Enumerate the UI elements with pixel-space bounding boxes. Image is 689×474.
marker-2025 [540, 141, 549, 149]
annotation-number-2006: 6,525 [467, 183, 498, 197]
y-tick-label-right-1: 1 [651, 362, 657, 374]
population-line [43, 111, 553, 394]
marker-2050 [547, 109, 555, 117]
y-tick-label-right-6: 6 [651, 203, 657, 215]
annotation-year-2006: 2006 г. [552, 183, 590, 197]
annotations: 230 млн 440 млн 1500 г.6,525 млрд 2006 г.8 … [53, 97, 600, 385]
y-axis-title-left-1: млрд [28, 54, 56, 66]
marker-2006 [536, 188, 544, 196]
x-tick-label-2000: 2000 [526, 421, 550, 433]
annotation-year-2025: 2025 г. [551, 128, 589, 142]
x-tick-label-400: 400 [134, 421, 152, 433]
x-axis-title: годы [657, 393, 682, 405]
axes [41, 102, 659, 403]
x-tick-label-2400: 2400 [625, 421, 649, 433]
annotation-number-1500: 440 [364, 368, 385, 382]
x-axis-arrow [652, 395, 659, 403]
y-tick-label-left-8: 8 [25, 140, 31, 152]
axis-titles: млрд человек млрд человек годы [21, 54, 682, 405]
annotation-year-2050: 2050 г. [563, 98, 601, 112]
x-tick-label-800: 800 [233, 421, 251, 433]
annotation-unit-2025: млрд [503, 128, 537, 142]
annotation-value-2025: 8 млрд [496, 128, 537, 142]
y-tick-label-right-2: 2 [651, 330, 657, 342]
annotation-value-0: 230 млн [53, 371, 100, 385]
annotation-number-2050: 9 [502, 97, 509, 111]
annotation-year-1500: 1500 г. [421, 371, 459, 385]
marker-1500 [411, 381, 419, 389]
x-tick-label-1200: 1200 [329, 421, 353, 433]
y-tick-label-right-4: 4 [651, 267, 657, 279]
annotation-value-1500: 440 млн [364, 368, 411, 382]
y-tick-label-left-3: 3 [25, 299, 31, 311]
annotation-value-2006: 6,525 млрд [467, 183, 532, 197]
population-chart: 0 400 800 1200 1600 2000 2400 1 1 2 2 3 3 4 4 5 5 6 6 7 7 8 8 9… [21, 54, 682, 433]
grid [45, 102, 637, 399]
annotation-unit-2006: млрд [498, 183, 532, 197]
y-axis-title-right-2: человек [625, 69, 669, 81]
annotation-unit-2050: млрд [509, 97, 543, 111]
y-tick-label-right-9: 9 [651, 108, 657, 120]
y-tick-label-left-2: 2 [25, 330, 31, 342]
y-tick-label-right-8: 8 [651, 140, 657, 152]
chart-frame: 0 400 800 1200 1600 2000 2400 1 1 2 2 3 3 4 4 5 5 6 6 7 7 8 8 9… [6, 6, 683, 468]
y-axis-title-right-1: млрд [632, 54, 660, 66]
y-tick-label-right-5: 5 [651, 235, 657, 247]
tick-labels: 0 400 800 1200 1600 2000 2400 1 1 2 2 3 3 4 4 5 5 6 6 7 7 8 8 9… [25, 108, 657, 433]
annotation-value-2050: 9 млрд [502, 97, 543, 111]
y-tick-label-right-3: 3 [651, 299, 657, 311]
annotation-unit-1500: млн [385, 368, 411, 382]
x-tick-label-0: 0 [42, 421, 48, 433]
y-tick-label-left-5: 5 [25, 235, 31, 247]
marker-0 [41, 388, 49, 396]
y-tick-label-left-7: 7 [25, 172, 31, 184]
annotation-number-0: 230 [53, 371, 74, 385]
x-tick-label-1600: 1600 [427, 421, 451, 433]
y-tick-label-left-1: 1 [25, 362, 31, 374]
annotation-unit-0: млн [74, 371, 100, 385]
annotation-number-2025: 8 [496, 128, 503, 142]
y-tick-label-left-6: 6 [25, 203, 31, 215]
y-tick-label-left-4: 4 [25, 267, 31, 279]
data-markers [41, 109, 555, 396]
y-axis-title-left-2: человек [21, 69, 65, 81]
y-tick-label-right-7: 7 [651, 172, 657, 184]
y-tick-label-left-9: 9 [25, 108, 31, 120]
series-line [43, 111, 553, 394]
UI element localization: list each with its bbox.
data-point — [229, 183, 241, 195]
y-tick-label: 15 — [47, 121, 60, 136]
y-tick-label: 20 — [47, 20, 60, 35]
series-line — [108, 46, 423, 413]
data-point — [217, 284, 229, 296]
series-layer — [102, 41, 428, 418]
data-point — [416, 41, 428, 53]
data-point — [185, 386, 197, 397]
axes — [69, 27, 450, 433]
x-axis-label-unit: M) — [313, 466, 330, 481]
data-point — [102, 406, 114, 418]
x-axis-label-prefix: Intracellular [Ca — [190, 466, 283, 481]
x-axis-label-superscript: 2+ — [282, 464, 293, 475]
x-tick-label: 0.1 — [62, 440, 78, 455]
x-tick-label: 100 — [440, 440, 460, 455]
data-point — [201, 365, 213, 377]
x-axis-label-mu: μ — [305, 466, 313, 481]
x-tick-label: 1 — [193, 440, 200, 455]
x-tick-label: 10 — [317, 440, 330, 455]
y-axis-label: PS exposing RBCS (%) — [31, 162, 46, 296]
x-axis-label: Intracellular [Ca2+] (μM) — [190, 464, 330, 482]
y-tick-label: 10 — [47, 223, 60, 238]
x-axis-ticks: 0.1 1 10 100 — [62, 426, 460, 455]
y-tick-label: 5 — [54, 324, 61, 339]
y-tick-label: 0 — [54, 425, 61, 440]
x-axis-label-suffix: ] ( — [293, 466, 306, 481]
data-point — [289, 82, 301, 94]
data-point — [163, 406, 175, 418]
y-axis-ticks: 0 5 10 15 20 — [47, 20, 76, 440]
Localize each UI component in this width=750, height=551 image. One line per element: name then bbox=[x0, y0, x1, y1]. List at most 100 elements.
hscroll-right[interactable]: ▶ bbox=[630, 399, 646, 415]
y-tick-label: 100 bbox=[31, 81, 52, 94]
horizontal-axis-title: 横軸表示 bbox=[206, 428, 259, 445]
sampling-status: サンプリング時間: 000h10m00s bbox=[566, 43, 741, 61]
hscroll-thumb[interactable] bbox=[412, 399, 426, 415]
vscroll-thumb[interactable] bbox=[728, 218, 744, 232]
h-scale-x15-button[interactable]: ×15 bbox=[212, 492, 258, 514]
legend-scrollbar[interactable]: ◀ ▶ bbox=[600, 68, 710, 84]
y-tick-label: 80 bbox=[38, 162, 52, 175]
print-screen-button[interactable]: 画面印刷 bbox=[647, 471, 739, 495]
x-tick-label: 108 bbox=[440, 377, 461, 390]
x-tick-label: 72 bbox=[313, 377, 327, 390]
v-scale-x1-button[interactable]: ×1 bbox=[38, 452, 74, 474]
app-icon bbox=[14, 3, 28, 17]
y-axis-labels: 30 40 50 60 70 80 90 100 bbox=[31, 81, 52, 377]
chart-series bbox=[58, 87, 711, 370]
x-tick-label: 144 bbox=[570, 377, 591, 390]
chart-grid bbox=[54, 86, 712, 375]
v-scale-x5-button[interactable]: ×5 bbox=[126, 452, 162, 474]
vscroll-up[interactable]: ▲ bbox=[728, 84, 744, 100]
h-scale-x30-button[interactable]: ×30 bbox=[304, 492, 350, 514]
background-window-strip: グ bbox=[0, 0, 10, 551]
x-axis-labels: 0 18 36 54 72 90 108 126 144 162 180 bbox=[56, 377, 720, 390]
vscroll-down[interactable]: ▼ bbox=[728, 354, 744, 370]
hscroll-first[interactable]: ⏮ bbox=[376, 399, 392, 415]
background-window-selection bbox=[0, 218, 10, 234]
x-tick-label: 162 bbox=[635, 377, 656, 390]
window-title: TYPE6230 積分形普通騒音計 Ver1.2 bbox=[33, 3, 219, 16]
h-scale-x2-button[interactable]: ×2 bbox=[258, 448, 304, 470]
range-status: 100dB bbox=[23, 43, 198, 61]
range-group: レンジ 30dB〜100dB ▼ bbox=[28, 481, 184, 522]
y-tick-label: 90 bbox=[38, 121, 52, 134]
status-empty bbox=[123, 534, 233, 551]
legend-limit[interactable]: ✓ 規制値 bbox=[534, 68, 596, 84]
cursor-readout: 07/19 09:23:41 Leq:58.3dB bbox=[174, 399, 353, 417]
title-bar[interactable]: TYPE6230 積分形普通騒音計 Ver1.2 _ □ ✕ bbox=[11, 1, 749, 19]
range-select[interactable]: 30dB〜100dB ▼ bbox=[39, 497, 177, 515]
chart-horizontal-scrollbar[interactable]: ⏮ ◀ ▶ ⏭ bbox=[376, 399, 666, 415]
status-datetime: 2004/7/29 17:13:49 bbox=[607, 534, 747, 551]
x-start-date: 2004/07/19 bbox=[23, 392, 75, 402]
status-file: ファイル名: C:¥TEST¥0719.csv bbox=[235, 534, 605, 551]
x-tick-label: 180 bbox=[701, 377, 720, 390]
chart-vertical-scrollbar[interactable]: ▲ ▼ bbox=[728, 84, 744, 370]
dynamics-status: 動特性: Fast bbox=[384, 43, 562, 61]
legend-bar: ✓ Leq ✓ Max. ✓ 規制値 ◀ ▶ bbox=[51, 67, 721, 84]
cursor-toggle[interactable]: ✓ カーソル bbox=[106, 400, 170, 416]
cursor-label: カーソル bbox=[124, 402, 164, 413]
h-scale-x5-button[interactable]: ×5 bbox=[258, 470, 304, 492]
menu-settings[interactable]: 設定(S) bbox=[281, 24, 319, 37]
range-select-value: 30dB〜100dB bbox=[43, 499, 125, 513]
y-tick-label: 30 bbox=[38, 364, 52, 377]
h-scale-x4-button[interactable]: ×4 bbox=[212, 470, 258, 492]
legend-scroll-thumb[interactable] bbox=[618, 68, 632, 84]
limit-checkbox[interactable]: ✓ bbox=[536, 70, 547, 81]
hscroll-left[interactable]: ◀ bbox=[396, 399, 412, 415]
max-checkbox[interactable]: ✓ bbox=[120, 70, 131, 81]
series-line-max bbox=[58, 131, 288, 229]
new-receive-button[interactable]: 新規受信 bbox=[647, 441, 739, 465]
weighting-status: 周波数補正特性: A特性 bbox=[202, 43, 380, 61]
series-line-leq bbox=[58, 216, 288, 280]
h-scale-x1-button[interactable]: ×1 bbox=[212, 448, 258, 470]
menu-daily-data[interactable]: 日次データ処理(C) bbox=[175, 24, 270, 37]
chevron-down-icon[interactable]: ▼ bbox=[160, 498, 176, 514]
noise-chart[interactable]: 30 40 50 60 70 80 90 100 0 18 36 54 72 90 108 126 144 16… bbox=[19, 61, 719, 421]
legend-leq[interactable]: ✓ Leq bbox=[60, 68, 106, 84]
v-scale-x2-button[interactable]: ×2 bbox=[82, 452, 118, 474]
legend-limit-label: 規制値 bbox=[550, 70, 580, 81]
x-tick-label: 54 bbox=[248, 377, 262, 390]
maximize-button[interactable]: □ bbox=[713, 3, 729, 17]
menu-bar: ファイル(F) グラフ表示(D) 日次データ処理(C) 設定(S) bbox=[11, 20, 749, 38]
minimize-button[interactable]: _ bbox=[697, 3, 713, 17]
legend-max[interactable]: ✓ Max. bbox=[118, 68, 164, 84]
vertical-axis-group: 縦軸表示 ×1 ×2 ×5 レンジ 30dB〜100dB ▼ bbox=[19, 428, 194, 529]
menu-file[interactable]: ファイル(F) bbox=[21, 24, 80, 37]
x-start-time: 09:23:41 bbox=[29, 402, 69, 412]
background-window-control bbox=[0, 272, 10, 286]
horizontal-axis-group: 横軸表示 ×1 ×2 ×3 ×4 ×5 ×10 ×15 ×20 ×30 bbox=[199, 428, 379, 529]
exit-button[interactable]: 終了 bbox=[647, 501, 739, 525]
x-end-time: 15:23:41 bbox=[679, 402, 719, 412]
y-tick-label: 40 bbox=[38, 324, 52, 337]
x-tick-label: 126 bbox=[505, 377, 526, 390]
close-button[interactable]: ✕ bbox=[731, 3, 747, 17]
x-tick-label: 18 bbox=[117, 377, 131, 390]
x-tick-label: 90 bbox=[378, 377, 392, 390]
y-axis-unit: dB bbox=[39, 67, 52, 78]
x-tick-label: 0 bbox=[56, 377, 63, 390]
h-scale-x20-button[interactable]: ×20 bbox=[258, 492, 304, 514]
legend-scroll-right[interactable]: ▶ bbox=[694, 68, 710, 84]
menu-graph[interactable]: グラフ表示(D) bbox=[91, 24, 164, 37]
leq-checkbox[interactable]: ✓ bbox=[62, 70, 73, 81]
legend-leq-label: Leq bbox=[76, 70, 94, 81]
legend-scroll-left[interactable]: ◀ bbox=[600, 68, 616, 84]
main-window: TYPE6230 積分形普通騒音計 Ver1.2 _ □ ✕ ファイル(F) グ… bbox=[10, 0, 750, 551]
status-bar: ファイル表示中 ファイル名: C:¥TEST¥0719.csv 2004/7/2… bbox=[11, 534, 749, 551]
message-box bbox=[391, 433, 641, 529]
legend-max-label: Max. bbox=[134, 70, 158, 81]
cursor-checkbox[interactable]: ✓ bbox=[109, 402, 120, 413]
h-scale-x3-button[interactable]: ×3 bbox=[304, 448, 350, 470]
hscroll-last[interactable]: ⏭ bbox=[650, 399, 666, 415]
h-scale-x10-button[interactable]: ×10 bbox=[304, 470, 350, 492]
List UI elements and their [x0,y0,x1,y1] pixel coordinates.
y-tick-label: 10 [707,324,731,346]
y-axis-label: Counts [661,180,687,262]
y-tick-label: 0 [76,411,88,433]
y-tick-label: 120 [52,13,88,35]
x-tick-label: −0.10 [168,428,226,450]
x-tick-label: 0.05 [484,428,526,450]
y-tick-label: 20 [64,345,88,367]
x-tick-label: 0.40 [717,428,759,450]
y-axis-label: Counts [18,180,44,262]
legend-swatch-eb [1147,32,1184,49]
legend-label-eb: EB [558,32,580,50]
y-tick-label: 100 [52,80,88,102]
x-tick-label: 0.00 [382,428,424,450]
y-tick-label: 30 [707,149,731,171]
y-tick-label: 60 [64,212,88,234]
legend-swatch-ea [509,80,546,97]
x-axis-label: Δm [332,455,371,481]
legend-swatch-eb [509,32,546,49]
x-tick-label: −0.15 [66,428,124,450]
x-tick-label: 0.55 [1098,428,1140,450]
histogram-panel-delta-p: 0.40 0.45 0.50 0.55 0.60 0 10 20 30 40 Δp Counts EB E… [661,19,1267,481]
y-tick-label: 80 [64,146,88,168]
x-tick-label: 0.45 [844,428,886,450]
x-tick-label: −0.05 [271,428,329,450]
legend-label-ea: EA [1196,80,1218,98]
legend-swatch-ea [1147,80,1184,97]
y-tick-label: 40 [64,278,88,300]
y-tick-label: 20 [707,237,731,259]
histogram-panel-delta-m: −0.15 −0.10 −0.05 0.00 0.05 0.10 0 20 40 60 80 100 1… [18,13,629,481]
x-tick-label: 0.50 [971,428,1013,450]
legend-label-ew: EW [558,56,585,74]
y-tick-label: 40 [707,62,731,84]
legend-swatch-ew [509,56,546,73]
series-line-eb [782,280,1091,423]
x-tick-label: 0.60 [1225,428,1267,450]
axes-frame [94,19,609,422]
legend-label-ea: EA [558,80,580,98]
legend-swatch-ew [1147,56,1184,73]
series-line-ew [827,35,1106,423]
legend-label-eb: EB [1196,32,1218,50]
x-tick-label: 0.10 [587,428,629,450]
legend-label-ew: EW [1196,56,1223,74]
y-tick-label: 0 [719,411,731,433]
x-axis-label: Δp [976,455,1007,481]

_ _ _ _ _ _ _

Please copy the data from its first line through the line that contains "axes [41, 102, 659, 403]", both ends included, keeping each line word for word.

Enumerate the UI elements with pixel-space bounding boxes. Image is 689×474.
marker-2025 [540, 141, 549, 149]
annotation-number-2006: 6,525 [467, 183, 498, 197]
y-tick-label-right-1: 1 [651, 362, 657, 374]
population-line [43, 111, 553, 394]
marker-2050 [547, 109, 555, 117]
y-tick-label-right-6: 6 [651, 203, 657, 215]
annotation-year-2006: 2006 г. [552, 183, 590, 197]
annotations: 230 млн 440 млн 1500 г.6,525 млрд 2006 г.8 … [53, 97, 600, 385]
y-axis-title-left-1: млрд [28, 54, 56, 66]
marker-2006 [536, 188, 544, 196]
x-tick-label-2000: 2000 [526, 421, 550, 433]
annotation-year-2025: 2025 г. [551, 128, 589, 142]
x-tick-label-400: 400 [134, 421, 152, 433]
x-axis-title: годы [657, 393, 682, 405]
axes [41, 102, 659, 403]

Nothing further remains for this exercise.